[Given request]
Print all of the entries exactly, minus the pictures.
__________________________________________________
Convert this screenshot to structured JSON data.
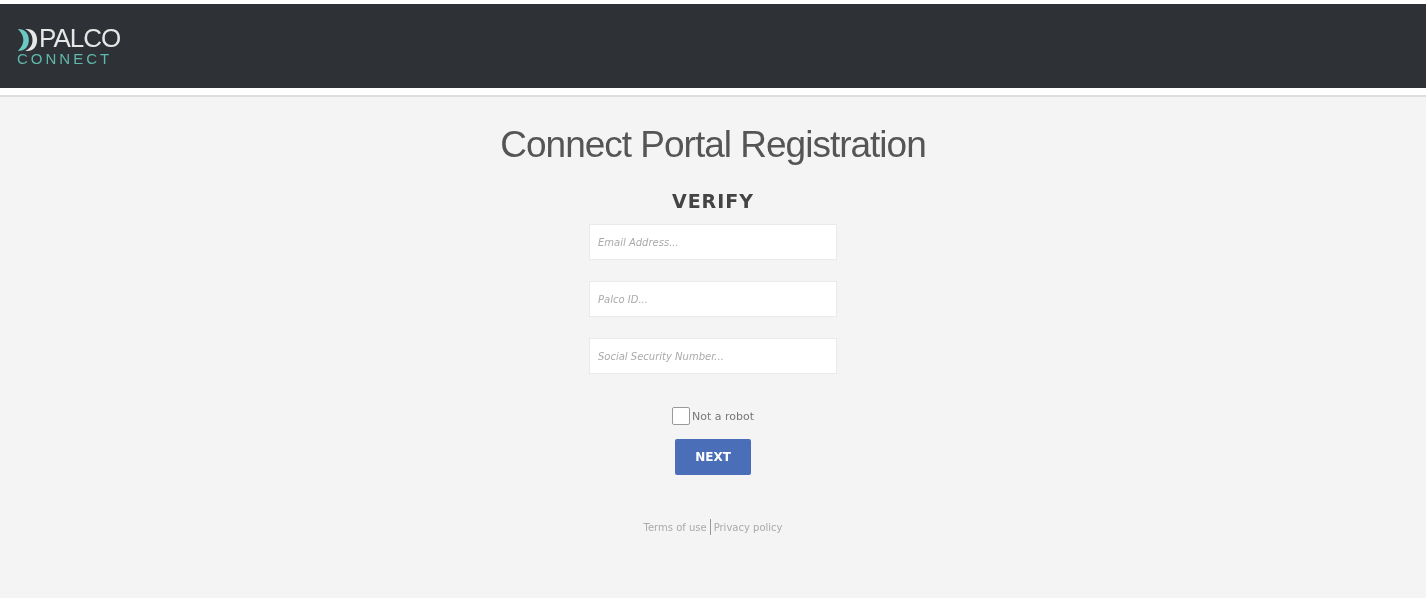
{
  "header": {
    "logo": {
      "name": "PALCO",
      "tagline": "CONNECT"
    }
  },
  "title": "Connect Portal Registration",
  "form": {
    "heading": "VERIFY",
    "fields": [
      {
        "placeholder": "Email Address..."
      },
      {
        "placeholder": "Palco ID..."
      },
      {
        "placeholder": "Social Security Number..."
      }
    ],
    "captcha": {
      "label": "Not a robot",
      "checked": false
    },
    "submit": "NEXT"
  },
  "footer": {
    "links": [
      "Terms of use",
      "Privacy policy"
    ]
  }
}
__________________________________________________
[Finished exercise]
Convert this screenshot to structured JSON data.
{
  "header": {
    "logo": {
      "name": "PALCO",
      "tagline": "CONNECT"
    }
  },
  "title": "Connect Portal Registration",
  "form": {
    "heading": "VERIFY",
    "fields": [
      {
        "placeholder": "Email Address..."
      },
      {
        "placeholder": "Palco ID..."
      },
      {
        "placeholder": "Social Security Number..."
      }
    ],
    "captcha": {
      "label": "Not a robot",
      "checked": false
    },
    "submit": "NEXT"
  },
  "footer": {
    "links": [
      "Terms of use",
      "Privacy policy"
    ]
  }
}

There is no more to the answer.